Note how many lines hold the string "title" and give that number without any other words.

%%

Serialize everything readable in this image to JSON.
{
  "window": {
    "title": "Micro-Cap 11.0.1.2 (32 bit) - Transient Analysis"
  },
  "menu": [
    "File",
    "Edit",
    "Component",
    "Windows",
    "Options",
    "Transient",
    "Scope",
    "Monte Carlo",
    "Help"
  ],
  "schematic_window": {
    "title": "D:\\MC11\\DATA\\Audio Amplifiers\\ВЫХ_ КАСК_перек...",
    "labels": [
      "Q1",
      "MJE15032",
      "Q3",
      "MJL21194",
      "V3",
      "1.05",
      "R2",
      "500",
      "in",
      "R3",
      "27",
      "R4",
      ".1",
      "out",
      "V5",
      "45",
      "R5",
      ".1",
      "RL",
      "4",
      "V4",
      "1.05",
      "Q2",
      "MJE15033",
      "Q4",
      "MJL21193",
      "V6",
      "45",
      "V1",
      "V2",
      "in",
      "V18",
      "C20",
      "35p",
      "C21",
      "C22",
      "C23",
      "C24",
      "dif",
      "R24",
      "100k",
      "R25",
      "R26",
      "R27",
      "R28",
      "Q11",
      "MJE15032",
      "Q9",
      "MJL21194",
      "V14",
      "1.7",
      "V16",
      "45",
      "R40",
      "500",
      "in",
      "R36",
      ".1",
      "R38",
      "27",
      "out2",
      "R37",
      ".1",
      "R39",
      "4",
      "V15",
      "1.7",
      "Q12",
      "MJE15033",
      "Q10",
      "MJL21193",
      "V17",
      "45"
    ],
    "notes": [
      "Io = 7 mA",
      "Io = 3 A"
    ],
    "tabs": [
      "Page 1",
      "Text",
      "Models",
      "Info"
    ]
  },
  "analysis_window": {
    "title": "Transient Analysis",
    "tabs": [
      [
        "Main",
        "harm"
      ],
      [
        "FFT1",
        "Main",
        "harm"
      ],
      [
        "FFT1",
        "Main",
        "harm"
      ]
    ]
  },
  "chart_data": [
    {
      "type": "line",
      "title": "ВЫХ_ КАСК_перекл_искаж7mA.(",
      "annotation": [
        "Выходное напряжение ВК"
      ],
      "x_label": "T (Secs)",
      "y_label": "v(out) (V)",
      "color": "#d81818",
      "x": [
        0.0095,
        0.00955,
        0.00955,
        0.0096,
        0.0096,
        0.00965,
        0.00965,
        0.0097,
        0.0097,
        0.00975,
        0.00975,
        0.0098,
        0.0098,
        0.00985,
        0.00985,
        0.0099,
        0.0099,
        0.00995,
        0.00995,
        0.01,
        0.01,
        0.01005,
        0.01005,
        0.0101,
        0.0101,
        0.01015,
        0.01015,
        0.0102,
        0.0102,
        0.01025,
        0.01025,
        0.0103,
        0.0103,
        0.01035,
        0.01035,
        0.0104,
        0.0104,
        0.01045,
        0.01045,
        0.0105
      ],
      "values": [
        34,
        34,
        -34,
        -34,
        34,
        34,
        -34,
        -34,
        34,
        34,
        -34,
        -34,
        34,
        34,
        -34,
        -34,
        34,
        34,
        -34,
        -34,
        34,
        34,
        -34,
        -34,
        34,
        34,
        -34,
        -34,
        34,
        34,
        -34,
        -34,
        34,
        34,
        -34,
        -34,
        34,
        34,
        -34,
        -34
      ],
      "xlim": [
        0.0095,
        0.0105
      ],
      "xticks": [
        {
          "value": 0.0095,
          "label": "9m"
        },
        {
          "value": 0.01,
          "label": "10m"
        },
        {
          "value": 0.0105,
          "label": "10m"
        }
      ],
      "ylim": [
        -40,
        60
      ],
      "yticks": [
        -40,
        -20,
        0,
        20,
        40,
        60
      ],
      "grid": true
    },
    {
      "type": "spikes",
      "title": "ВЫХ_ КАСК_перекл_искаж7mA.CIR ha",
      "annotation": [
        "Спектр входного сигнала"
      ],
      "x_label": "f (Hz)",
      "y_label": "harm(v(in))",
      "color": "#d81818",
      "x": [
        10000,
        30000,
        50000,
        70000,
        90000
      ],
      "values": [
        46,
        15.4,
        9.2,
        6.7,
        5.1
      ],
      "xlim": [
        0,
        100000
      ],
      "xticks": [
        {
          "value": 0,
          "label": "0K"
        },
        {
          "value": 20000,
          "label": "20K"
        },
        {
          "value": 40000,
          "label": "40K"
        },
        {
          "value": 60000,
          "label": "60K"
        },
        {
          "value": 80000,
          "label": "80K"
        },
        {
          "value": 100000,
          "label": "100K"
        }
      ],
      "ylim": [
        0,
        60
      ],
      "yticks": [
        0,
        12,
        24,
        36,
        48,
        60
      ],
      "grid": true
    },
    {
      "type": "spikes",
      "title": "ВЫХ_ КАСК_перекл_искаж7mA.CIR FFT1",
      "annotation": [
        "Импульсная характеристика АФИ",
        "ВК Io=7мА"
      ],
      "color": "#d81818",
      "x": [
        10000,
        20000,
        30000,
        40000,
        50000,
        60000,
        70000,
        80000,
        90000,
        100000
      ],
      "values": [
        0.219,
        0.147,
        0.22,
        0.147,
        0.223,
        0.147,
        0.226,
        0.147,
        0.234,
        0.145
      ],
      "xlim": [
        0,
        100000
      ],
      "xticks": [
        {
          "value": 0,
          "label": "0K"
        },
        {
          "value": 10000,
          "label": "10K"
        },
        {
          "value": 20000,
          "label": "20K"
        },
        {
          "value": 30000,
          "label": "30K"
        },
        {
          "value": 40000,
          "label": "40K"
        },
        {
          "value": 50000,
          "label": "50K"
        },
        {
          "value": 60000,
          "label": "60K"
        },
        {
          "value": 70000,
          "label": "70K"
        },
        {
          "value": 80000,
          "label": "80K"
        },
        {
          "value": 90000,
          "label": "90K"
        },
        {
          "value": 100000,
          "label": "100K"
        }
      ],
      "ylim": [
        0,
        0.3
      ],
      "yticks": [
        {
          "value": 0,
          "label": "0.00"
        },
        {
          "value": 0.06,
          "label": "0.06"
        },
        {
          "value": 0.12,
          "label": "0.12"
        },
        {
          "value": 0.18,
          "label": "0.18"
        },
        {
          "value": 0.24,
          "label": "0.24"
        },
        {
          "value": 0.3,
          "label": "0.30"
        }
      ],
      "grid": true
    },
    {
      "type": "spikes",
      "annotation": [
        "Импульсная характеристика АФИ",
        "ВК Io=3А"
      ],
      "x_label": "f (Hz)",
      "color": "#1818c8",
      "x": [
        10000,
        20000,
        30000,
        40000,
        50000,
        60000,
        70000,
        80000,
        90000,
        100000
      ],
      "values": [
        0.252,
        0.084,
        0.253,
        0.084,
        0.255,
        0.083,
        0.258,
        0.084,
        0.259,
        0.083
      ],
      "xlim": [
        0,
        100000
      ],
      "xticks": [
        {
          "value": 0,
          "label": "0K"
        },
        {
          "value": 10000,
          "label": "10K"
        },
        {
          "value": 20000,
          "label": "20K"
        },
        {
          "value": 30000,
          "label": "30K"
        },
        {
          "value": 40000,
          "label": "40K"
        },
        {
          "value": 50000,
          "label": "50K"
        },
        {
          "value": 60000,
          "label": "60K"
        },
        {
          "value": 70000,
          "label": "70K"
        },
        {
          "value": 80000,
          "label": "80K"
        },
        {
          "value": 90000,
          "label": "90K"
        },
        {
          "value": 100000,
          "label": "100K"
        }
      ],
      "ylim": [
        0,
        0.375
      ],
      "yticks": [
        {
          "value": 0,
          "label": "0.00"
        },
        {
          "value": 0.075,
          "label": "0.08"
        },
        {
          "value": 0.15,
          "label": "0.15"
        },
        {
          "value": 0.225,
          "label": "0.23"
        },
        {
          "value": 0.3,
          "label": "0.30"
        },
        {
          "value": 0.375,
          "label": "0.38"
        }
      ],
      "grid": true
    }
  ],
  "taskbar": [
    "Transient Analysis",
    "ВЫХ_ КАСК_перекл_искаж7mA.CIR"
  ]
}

%%

Answer in full: 6